_Exercise instructions_
Please transcribe every record below exactly, leaving out the pictures.

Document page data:
══════

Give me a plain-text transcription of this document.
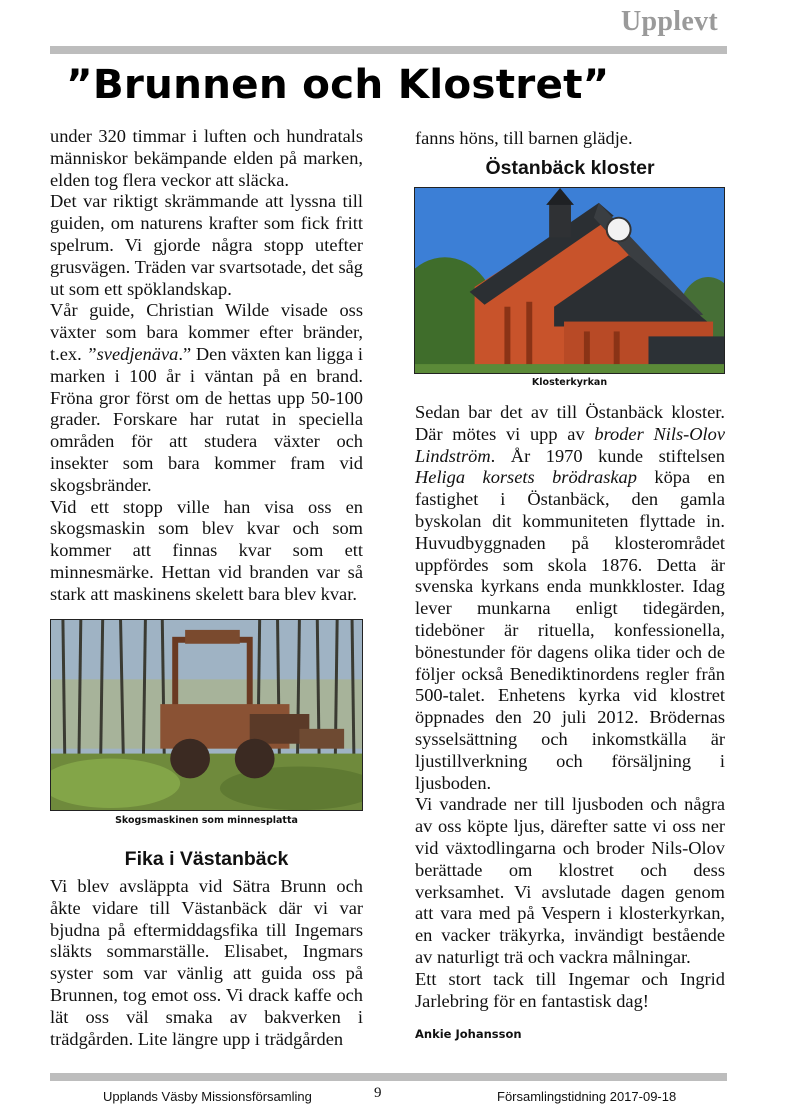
Upplevt
”Brunnen och Klostret”

under 320 timmar i luften och hundratals människor bekämpande elden på marken, elden tog flera veckor att släcka.

Det var riktigt skrämmande att lyssna till guiden, om naturens krafter som fick fritt spelrum. Vi gjorde några stopp utefter grusvägen. Träden var svartsotade, det såg ut som ett spöklandskap.

Vår guide, Christian Wilde visade oss växter som bara kommer efter bränder, t.ex. ”svedjenäva.” Den växten kan ligga i marken i 100 år i väntan på en brand. Fröna gror först om de hettas upp 50-100 grader. Forskare har rutat in speciella områden för att studera växter och insekter som bara kommer fram vid skogsbränder.

Vid ett stopp ville han visa oss en skogsmaskin som blev kvar och som kommer att finnas kvar som ett minnesmärke. Hettan vid branden var så stark att maskinens skelett bara blev kvar.

Skogsmaskinen som minnesplatta
Fika i Västanbäck

Vi blev avsläppta vid Sätra Brunn och åkte vidare till Västanbäck där vi var bjudna på eftermiddagsfika till Ingemars släkts sommarställe. Elisabet, Ingmars syster som var vänlig att guida oss på Brunnen, tog emot oss. Vi drack kaffe och lät oss väl smaka av bakverken i trädgården. Lite längre upp i trädgården

fanns höns, till barnen glädje.

Östanbäck kloster
Klosterkyrkan

Sedan bar det av till Östanbäck kloster. Där mötes vi upp av broder Nils-Olov Lindström. År 1970 kunde stiftelsen Heliga korsets brödraskap köpa en fastighet i Östanbäck, den gamla byskolan dit kommuniteten flyttade in. Huvudbyggnaden på klosterområdet uppfördes som skola 1876. Detta är svenska kyrkans enda munkkloster. Idag lever munkarna enligt tidegärden, tideböner är rituella, konfessionella, bönestunder för dagens olika tider och de följer också Benediktinordens regler från 500-talet. Enhetens kyrka vid klostret öppnades den 20 juli 2012. Brödernas sysselsättning och inkomstkälla är ljustillverkning och försäljning i ljusboden.

Vi vandrade ner till ljusboden och några av oss köpte ljus, därefter satte vi oss ner vid växtodlingarna och broder Nils-Olov berättade om klostret och dess verksamhet. Vi avslutade dagen genom att vara med på Vespern i klosterkyrkan, en vacker träkyrka, invändigt bestående av naturligt trä och vackra målningar.

Ett stort tack till Ingemar och Ingrid Jarlebring för en fantastisk dag!

Ankie Johansson
Upplands Väsby Missionsförsamling	9	Församlingstidning 2017-09-18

══════

_Exercise answer_
Give me a plain-text transcription of this document.
Upplevt
”Brunnen och Klostret”

under 320 timmar i luften och hundratals människor bekämpande elden på marken, elden tog flera veckor att släcka.

Det var riktigt skrämmande att lyssna till guiden, om naturens krafter som fick fritt spelrum. Vi gjorde några stopp utefter grusvägen. Träden var svartsotade, det såg ut som ett spöklandskap.

Vår guide, Christian Wilde visade oss växter som bara kommer efter bränder, t.ex. ”svedjenäva.” Den växten kan ligga i marken i 100 år i väntan på en brand. Fröna gror först om de hettas upp 50-100 grader. Forskare har rutat in speciella områden för att studera växter och insekter som bara kommer fram vid skogsbränder.

Vid ett stopp ville han visa oss en skogsmaskin som blev kvar och som kommer att finnas kvar som ett minnesmärke. Hettan vid branden var så stark att maskinens skelett bara blev kvar.

Skogsmaskinen som minnesplatta
Fika i Västanbäck

Vi blev avsläppta vid Sätra Brunn och åkte vidare till Västanbäck där vi var bjudna på eftermiddagsfika till Ingemars släkts sommarställe. Elisabet, Ingmars syster som var vänlig att guida oss på Brunnen, tog emot oss. Vi drack kaffe och lät oss väl smaka av bakverken i trädgården. Lite längre upp i trädgården

fanns höns, till barnen glädje.

Östanbäck kloster
Klosterkyrkan

Sedan bar det av till Östanbäck kloster. Där mötes vi upp av broder Nils-Olov Lindström. År 1970 kunde stiftelsen Heliga korsets brödraskap köpa en fastighet i Östanbäck, den gamla byskolan dit kommuniteten flyttade in. Huvudbyggnaden på klosterområdet uppfördes som skola 1876. Detta är svenska kyrkans enda munkkloster. Idag lever munkarna enligt tidegärden, tideböner är rituella, konfessionella, bönestunder för dagens olika tider och de följer också Benediktinordens regler från 500-talet. Enhetens kyrka vid klostret öppnades den 20 juli 2012. Brödernas sysselsättning och inkomstkälla är ljustillverkning och försäljning i ljusboden.

Vi vandrade ner till ljusboden och några av oss köpte ljus, därefter satte vi oss ner vid växtodlingarna och broder Nils-Olov berättade om klostret och dess verksamhet. Vi avslutade dagen genom att vara med på Vespern i klosterkyrkan, en vacker träkyrka, invändigt bestående av naturligt trä och vackra målningar.

Ett stort tack till Ingemar och Ingrid Jarlebring för en fantastisk dag!

Ankie Johansson
Upplands Väsby Missionsförsamling	9	Församlingstidning 2017-09-18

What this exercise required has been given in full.